* **EXERCISE**:
Print out every line, exactly as written.

* **INPUT**:
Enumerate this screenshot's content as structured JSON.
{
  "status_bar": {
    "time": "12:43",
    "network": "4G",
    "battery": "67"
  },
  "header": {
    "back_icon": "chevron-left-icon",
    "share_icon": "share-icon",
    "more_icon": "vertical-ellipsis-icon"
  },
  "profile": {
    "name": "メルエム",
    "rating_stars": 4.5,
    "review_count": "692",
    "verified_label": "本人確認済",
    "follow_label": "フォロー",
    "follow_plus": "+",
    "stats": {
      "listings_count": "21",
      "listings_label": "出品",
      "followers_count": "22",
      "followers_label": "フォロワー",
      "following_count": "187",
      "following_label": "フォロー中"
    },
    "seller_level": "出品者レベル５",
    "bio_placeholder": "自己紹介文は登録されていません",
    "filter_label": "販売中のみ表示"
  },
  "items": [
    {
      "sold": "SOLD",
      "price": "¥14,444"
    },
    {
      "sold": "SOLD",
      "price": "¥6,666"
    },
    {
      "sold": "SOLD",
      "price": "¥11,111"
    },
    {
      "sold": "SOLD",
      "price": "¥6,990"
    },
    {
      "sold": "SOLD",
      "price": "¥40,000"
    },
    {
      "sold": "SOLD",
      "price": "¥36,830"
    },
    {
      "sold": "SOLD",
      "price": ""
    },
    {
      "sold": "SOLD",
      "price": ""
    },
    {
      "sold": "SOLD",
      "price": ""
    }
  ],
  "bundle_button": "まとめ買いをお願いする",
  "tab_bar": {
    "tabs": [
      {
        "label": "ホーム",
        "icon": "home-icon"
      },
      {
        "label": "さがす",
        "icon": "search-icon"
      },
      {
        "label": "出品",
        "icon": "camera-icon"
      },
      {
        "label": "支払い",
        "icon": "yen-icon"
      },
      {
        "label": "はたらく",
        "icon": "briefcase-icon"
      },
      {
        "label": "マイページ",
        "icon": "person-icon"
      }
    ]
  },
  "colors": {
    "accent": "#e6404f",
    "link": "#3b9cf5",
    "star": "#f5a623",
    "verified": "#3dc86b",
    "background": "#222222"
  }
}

* **TASK RESPONSE**:
Enumerate this screenshot's content as structured JSON.
{
  "status_bar": {
    "time": "12:43",
    "network": "4G",
    "battery": "67"
  },
  "header": {
    "back_icon": "chevron-left-icon",
    "share_icon": "share-icon",
    "more_icon": "vertical-ellipsis-icon"
  },
  "profile": {
    "name": "メルエム",
    "rating_stars": 4.5,
    "review_count": "692",
    "verified_label": "本人確認済",
    "follow_label": "フォロー",
    "follow_plus": "+",
    "stats": {
      "listings_count": "21",
      "listings_label": "出品",
      "followers_count": "22",
      "followers_label": "フォロワー",
      "following_count": "187",
      "following_label": "フォロー中"
    },
    "seller_level": "出品者レベル５",
    "bio_placeholder": "自己紹介文は登録されていません",
    "filter_label": "販売中のみ表示"
  },
  "items": [
    {
      "sold": "SOLD",
      "price": "¥14,444"
    },
    {
      "sold": "SOLD",
      "price": "¥6,666"
    },
    {
      "sold": "SOLD",
      "price": "¥11,111"
    },
    {
      "sold": "SOLD",
      "price": "¥6,990"
    },
    {
      "sold": "SOLD",
      "price": "¥40,000"
    },
    {
      "sold": "SOLD",
      "price": "¥36,830"
    },
    {
      "sold": "SOLD",
      "price": ""
    },
    {
      "sold": "SOLD",
      "price": ""
    },
    {
      "sold": "SOLD",
      "price": ""
    }
  ],
  "bundle_button": "まとめ買いをお願いする",
  "tab_bar": {
    "tabs": [
      {
        "label": "ホーム",
        "icon": "home-icon"
      },
      {
        "label": "さがす",
        "icon": "search-icon"
      },
      {
        "label": "出品",
        "icon": "camera-icon"
      },
      {
        "label": "支払い",
        "icon": "yen-icon"
      },
      {
        "label": "はたらく",
        "icon": "briefcase-icon"
      },
      {
        "label": "マイページ",
        "icon": "person-icon"
      }
    ]
  },
  "colors": {
    "accent": "#e6404f",
    "link": "#3b9cf5",
    "star": "#f5a623",
    "verified": "#3dc86b",
    "background": "#222222"
  }
}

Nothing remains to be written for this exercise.